Work to be completed: Gather every line below that contains the string "乳的向往", and copy each one out in full.

--- begin ---

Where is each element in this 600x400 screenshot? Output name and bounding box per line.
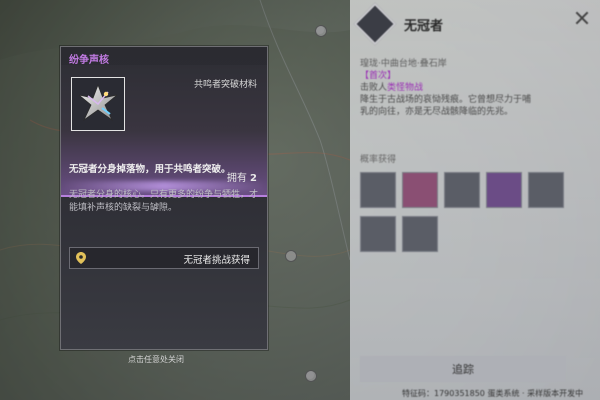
- obtain-source-row[interactable]: 无冠者挑战获得: [69, 247, 259, 269]
- item-category: 共鸣者突破材料: [193, 80, 257, 90]
- sound-core-icon: [78, 83, 118, 122]
- item-icon-frame: [71, 77, 125, 131]
- owned-count: 拥有 2: [227, 169, 257, 184]
- boss-emblem-icon: [353, 2, 397, 46]
- panel-title: 无冠者: [404, 18, 444, 34]
- drop-item-slot[interactable]: [360, 216, 396, 252]
- close-icon[interactable]: [574, 10, 590, 26]
- drop-item-slot[interactable]: [486, 172, 522, 208]
- drops-section-label: 概率获得: [360, 155, 397, 165]
- drop-item-slot[interactable]: [444, 172, 480, 208]
- desc-line-2: 降生于古战场的哀恸残痕。它曾想尽力于哺: [360, 95, 532, 105]
- drop-item-slot[interactable]: [402, 216, 438, 252]
- card-header: 纷争声核: [61, 47, 267, 66]
- boss-detail-panel: 无冠者 瑝珑·中曲台地·叠石岸 【首次】 击败人类怪物战 降生于古战场的哀恸残痕…: [350, 0, 600, 400]
- drop-item-slot[interactable]: [360, 172, 396, 208]
- desc-tag: 【首次】: [360, 71, 397, 81]
- panel-header: 无冠者: [353, 2, 594, 46]
- desc-line-1: 击败人类怪物战: [360, 82, 580, 94]
- drop-item-slot[interactable]: [402, 172, 438, 208]
- desc-line-1-a: 击败人: [360, 83, 388, 93]
- item-lore: 无冠者分身的核心。只有更多的纷争与牺牲，才能填补声核的缺裂与罅隙。: [69, 190, 259, 213]
- location-pin-icon: [76, 252, 86, 264]
- uid-footer: 特征码：1790351850 蛋类系统 · 采样版本开发中: [402, 389, 584, 398]
- track-button[interactable]: 追踪: [360, 356, 566, 382]
- boss-location: 瑝珑·中曲台地·叠石岸: [360, 59, 447, 69]
- item-usage: 无冠者分身掉落物，用于共鸣者突破。: [69, 164, 231, 175]
- drop-item-slot[interactable]: [528, 172, 564, 208]
- item-hero: 共鸣者突破材料 拥有 2: [61, 65, 267, 197]
- desc-line-3: 乳的向往，亦是无尽战骸降临的先兆。: [360, 107, 514, 117]
- owned-number: 2: [250, 173, 257, 184]
- desc-line-1-hl: 类怪物战: [387, 83, 424, 93]
- obtain-source-label: 无冠者挑战获得: [183, 255, 250, 266]
- item-tooltip-card: 纷争声核 共鸣者突破材料 拥有 2 无冠者分身掉落物，用于共鸣者突破。 无冠者分…: [60, 46, 268, 350]
- item-name: 纷争声核: [69, 55, 109, 66]
- boss-description: 【首次】 击败人类怪物战 降生于古战场的哀恸残痕。它曾想尽力于哺 乳的向往，亦是…: [360, 70, 580, 118]
- panel-content: 无冠者 瑝珑·中曲台地·叠石岸 【首次】 击败人类怪物战 降生于古战场的哀恸残痕…: [350, 0, 600, 400]
- dismiss-hint: 点击任意处关闭: [128, 355, 184, 364]
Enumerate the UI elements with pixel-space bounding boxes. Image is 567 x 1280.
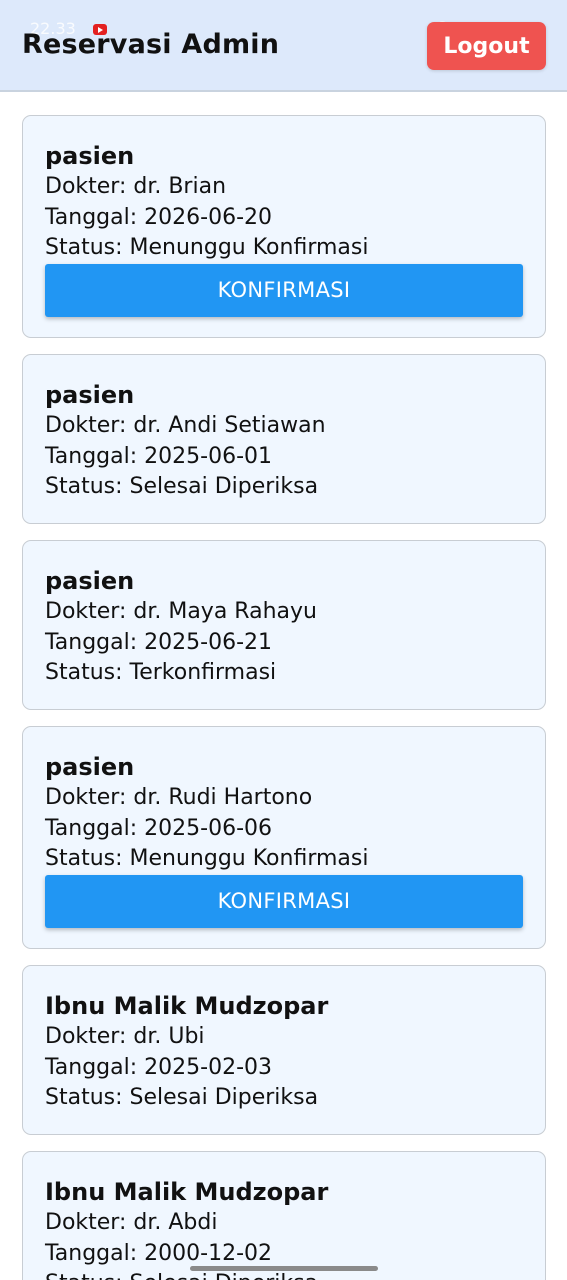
doctor-line: Dokter: dr. Rudi Hartono xyxy=(45,785,313,810)
app-screen: 22.33 🔕︎ ◠ ✈︎ 77 Reservasi Admin Logout … xyxy=(0,0,567,1280)
doctor-line: Dokter: dr. Andi Setiawan xyxy=(45,413,326,438)
home-indicator[interactable] xyxy=(190,1266,378,1271)
reservation-card: pasien Dokter: dr. Andi Setiawan Tanggal… xyxy=(22,354,546,524)
status-line: Status: Selesai Diperiksa xyxy=(45,1085,319,1110)
logout-button[interactable]: Logout xyxy=(427,22,546,70)
reservation-card: pasien Dokter: dr. Maya Rahayu Tanggal: … xyxy=(22,540,546,710)
status-line: Status: Terkonfirmasi xyxy=(45,660,277,685)
reservation-card: Ibnu Malik Mudzopar Dokter: dr. Abdi Tan… xyxy=(22,1151,546,1280)
status-line: Status: Menunggu Konfirmasi xyxy=(45,235,369,260)
reservation-card: Ibnu Malik Mudzopar Dokter: dr. Ubi Tang… xyxy=(22,965,546,1135)
patient-name: pasien xyxy=(45,567,135,595)
patient-name: pasien xyxy=(45,753,135,781)
status-line: Status: Menunggu Konfirmasi xyxy=(45,846,369,871)
date-line: Tanggal: 2000-12-02 xyxy=(45,1240,273,1266)
doctor-line: Dokter: dr. Brian xyxy=(45,174,227,199)
patient-name: pasien xyxy=(45,381,135,409)
date-line: Tanggal: 2025-06-06 xyxy=(45,815,273,841)
doctor-line: Dokter: dr. Abdi xyxy=(45,1210,218,1235)
confirm-button[interactable]: KONFIRMASI xyxy=(45,263,523,317)
confirm-button[interactable]: KONFIRMASI xyxy=(45,874,523,928)
patient-name: Ibnu Malik Mudzopar xyxy=(45,992,329,1020)
status-line: Status: Selesai Diperiksa xyxy=(45,474,319,499)
doctor-line: Dokter: dr. Ubi xyxy=(45,1024,205,1049)
reservation-card: pasien Dokter: dr. Rudi Hartono Tanggal:… xyxy=(22,726,546,949)
page-title: Reservasi Admin xyxy=(22,29,280,60)
date-line: Tanggal: 2025-02-03 xyxy=(45,1054,273,1080)
reservation-list: pasien Dokter: dr. Brian Tanggal: 2026-0… xyxy=(22,115,546,1280)
app-header: 22.33 🔕︎ ◠ ✈︎ 77 Reservasi Admin Logout xyxy=(0,0,567,92)
patient-name: pasien xyxy=(45,142,135,170)
reservation-card: pasien Dokter: dr. Brian Tanggal: 2026-0… xyxy=(22,115,546,338)
patient-name: Ibnu Malik Mudzopar xyxy=(45,1178,329,1206)
date-line: Tanggal: 2026-06-20 xyxy=(45,204,273,230)
doctor-line: Dokter: dr. Maya Rahayu xyxy=(45,599,317,624)
date-line: Tanggal: 2025-06-01 xyxy=(45,443,273,469)
date-line: Tanggal: 2025-06-21 xyxy=(45,629,273,655)
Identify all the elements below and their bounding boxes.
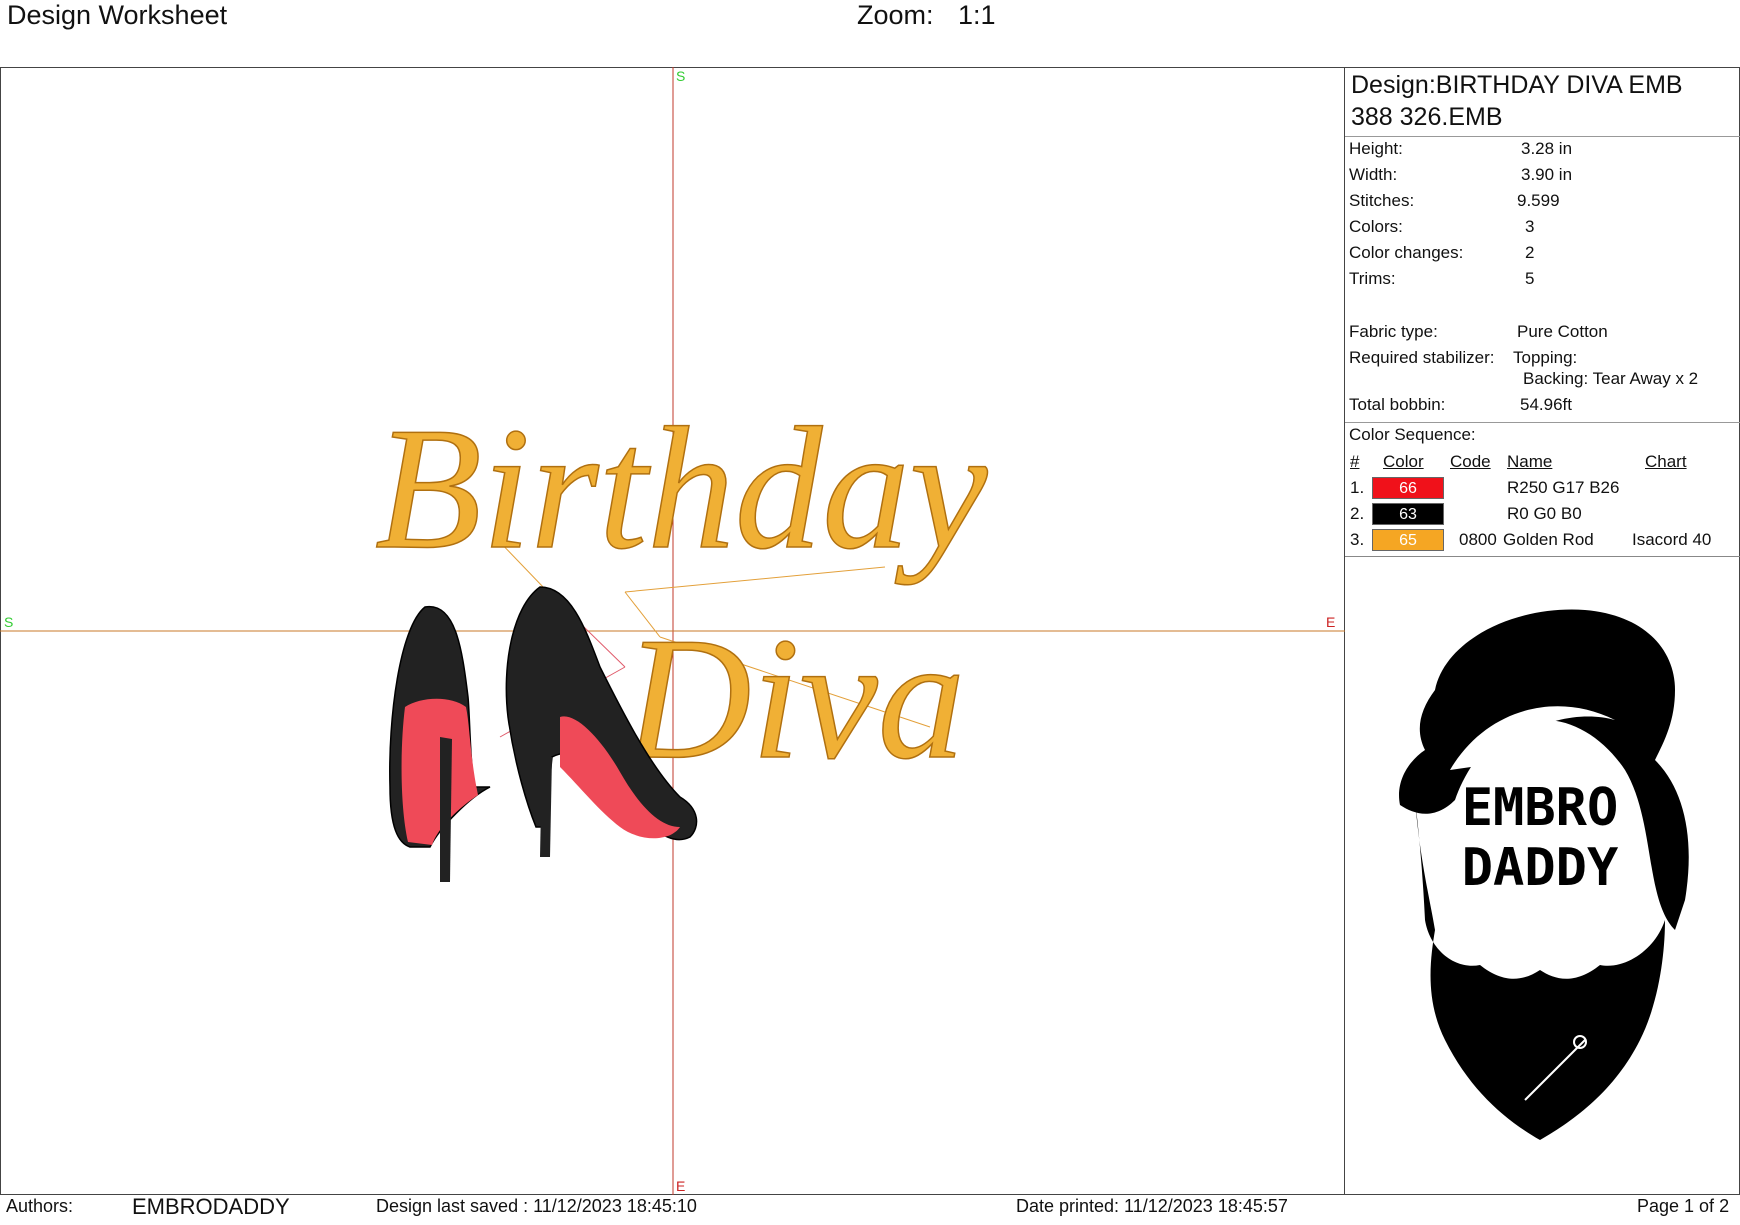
backing-value: Backing: Tear Away x 2 xyxy=(1523,369,1699,388)
right-end-marker: E xyxy=(1326,614,1335,630)
color-name: R250 G17 B26 xyxy=(1507,478,1620,497)
color-swatch-1: 66 xyxy=(1372,477,1444,499)
left-start-marker: S xyxy=(4,614,13,630)
stabilizer-label: Required stabilizer: xyxy=(1349,348,1495,367)
col-header-code: Code xyxy=(1450,452,1491,471)
trims-value: 5 xyxy=(1525,269,1535,288)
color-swatch-3: 65 xyxy=(1372,529,1444,551)
trims-label: Trims: xyxy=(1349,269,1396,288)
colors-label: Colors: xyxy=(1349,217,1403,236)
logo-text-daddy: DADDY xyxy=(1462,838,1619,898)
zoom-label: Zoom: xyxy=(857,0,934,30)
stitches-label: Stitches: xyxy=(1349,191,1415,210)
color-name: Golden Rod xyxy=(1503,530,1594,549)
design-info-panel: Design:BIRTHDAY DIVA EMB 388 326.EMB Hei… xyxy=(1345,67,1740,557)
color-row-num: 3. xyxy=(1350,530,1365,549)
bobbin-value: 54.96ft xyxy=(1520,395,1572,414)
authors-value: EMBRODADDY xyxy=(132,1194,290,1219)
design-name: Design:BIRTHDAY DIVA EMB 388 326.EMB xyxy=(1351,71,1683,131)
left-high-heel-shoe xyxy=(389,606,491,882)
page-number: Page 1 of 2 xyxy=(1637,1196,1730,1216)
bearded-man-icon: EMBRO DADDY xyxy=(1399,609,1689,1140)
col-header-num: # xyxy=(1350,452,1360,471)
color-changes-label: Color changes: xyxy=(1349,243,1464,262)
design-canvas: S S E E Birthday Diva xyxy=(0,67,1345,1195)
logo-text-embro: EMBRO xyxy=(1462,778,1619,838)
colors-value: 3 xyxy=(1525,217,1535,236)
height-value: 3.28 in xyxy=(1521,139,1573,158)
authors-label: Authors: xyxy=(6,1196,74,1216)
design-text-diva: Diva xyxy=(623,601,965,795)
worksheet-title: Design Worksheet xyxy=(7,0,228,30)
color-sequence-title: Color Sequence: xyxy=(1349,425,1476,444)
zoom-value: 1:1 xyxy=(958,0,996,30)
top-start-marker: S xyxy=(676,68,685,84)
design-preview: S S E E Birthday Diva xyxy=(0,67,1345,1195)
color-chart: Isacord 40 xyxy=(1632,530,1712,549)
bottom-end-marker: E xyxy=(676,1178,685,1194)
color-changes-value: 2 xyxy=(1525,243,1535,262)
color-row-num: 1. xyxy=(1350,478,1365,497)
date-printed: Date printed: 11/12/2023 18:45:57 xyxy=(1016,1196,1288,1216)
stitches-value: 9.599 xyxy=(1517,191,1560,210)
color-code: 0800 xyxy=(1459,530,1497,549)
col-header-name: Name xyxy=(1507,452,1553,471)
col-header-color: Color xyxy=(1383,452,1424,471)
color-name: R0 G0 B0 xyxy=(1507,504,1582,523)
height-label: Height: xyxy=(1349,139,1403,158)
divider xyxy=(1345,422,1740,423)
bobbin-label: Total bobbin: xyxy=(1349,395,1446,414)
design-text-birthday: Birthday xyxy=(375,391,988,585)
fabric-type-label: Fabric type: xyxy=(1349,322,1438,341)
divider xyxy=(1345,136,1740,137)
width-label: Width: xyxy=(1349,165,1398,184)
col-header-chart: Chart xyxy=(1645,452,1687,471)
color-row-num: 2. xyxy=(1350,504,1365,523)
fabric-type-value: Pure Cotton xyxy=(1517,322,1608,341)
topping-value: Topping: xyxy=(1513,348,1578,367)
embrodaddy-logo: EMBRO DADDY xyxy=(1375,600,1705,1160)
color-swatch-2: 63 xyxy=(1372,503,1444,525)
design-last-saved: Design last saved : 11/12/2023 18:45:10 xyxy=(376,1196,697,1216)
width-value: 3.90 in xyxy=(1521,165,1573,184)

--- end ---

Solution to this exercise:
- desc-line-3: 乳的向往，亦是无尽战骸降临的先兆。: [360, 107, 514, 117]
- boss-description: 【首次】 击败人类怪物战 降生于古战场的哀恸残痕。它曾想尽力于哺 乳的向往，亦是…: [360, 70, 580, 118]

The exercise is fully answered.